* start Data to use *
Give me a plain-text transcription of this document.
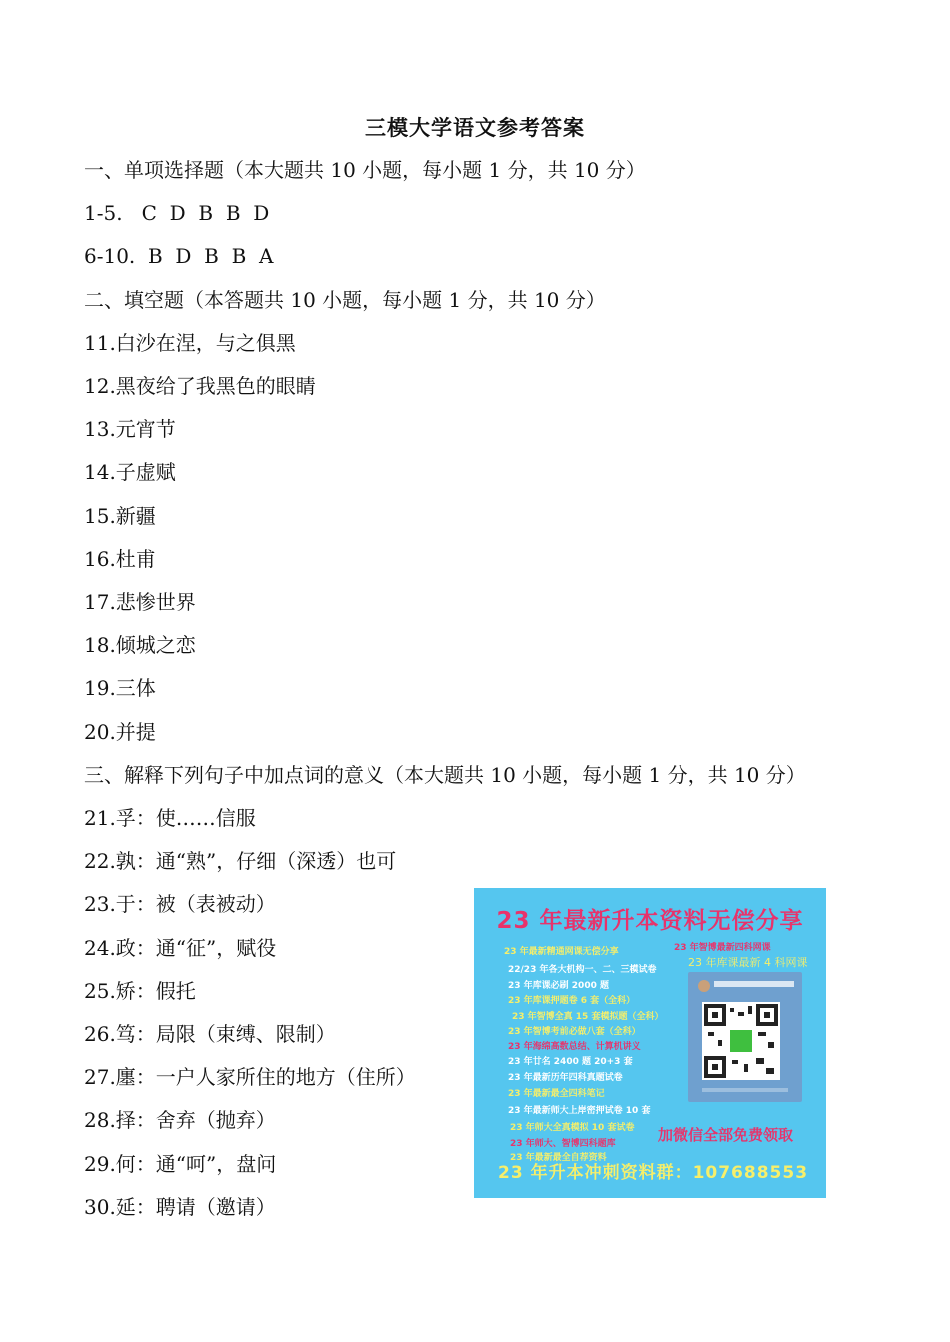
三模大学语文参考答案
一、单项选择题（本大题共 10 小题，每小题 1 分，共 10 分）
1-5.   C  D  B  B  D
6-10.  B  D  B  B  A
二、填空题（本答题共 10 小题，每小题 1 分，共 10 分）
11.白沙在涅，与之俱黑
12.黑夜给了我黑色的眼睛
13.元宵节
14.子虚赋
15.新疆
16.杜甫
17.悲惨世界
18.倾城之恋
19.三体
20.并提
三、解释下列句子中加点词的意义（本大题共 10 小题，每小题 1 分，共 10 分）
21.孚：使……信服
22.孰：通“熟”，仔细（深透）也可
23.于：被（表被动）
24.政：通“征”，赋役
25.矫：假托
26.笃：局限（束缚、限制）
27.廛：一户人家所住的地方（住所）
28.择：舍弃（抛弃）
29.何：通“呵”，盘问
30.延：聘请（邀请）
23 年最新升本资料无偿分享
23 年最新精通网课无偿分享	23 年智博最新四科网课
22/23 年各大机构一、二、三模试卷
23 年库课必刷 2000 题
23 年库课押题卷 6 套（全科）
23 年智博全真 15 套模拟题（全科）
23 年智博考前必做八套（全科）
23 年海绵高数总结、计算机讲义
23 年廿名 2400 题 20+3 套
23 年最新历年四科真题试卷
23 年最新最全四科笔记
23 年最新师大上岸密押试卷 10 套
23 年师大全真模拟 10 套试卷
23 年师大、智博四科题库
23 年最新最全自荐资料
23 年库课最新 4 科网课
加微信全部免费领取
23 年升本冲刺资料群：107688553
* end Data to use *
• **Exercise**: Each record should be quoted exactly, with the images omitted.

• **Reply to the task**:
Give me a plain-text transcription of this document.
三模大学语文参考答案
一、单项选择题（本大题共 10 小题，每小题 1 分，共 10 分）
1-5.   C  D  B  B  D
6-10.  B  D  B  B  A
二、填空题（本答题共 10 小题，每小题 1 分，共 10 分）
11.白沙在涅，与之俱黑
12.黑夜给了我黑色的眼睛
13.元宵节
14.子虚赋
15.新疆
16.杜甫
17.悲惨世界
18.倾城之恋
19.三体
20.并提
三、解释下列句子中加点词的意义（本大题共 10 小题，每小题 1 分，共 10 分）
21.孚：使……信服
22.孰：通“熟”，仔细（深透）也可
23.于：被（表被动）
24.政：通“征”，赋役
25.矫：假托
26.笃：局限（束缚、限制）
27.廛：一户人家所住的地方（住所）
28.择：舍弃（抛弃）
29.何：通“呵”，盘问
30.延：聘请（邀请）
23 年最新升本资料无偿分享
23 年最新精通网课无偿分享	23 年智博最新四科网课
22/23 年各大机构一、二、三模试卷
23 年库课必刷 2000 题
23 年库课押题卷 6 套（全科）
23 年智博全真 15 套模拟题（全科）
23 年智博考前必做八套（全科）
23 年海绵高数总结、计算机讲义
23 年廿名 2400 题 20+3 套
23 年最新历年四科真题试卷
23 年最新最全四科笔记
23 年最新师大上岸密押试卷 10 套
23 年师大全真模拟 10 套试卷
23 年师大、智博四科题库
23 年最新最全自荐资料
23 年库课最新 4 科网课
加微信全部免费领取
23 年升本冲刺资料群：107688553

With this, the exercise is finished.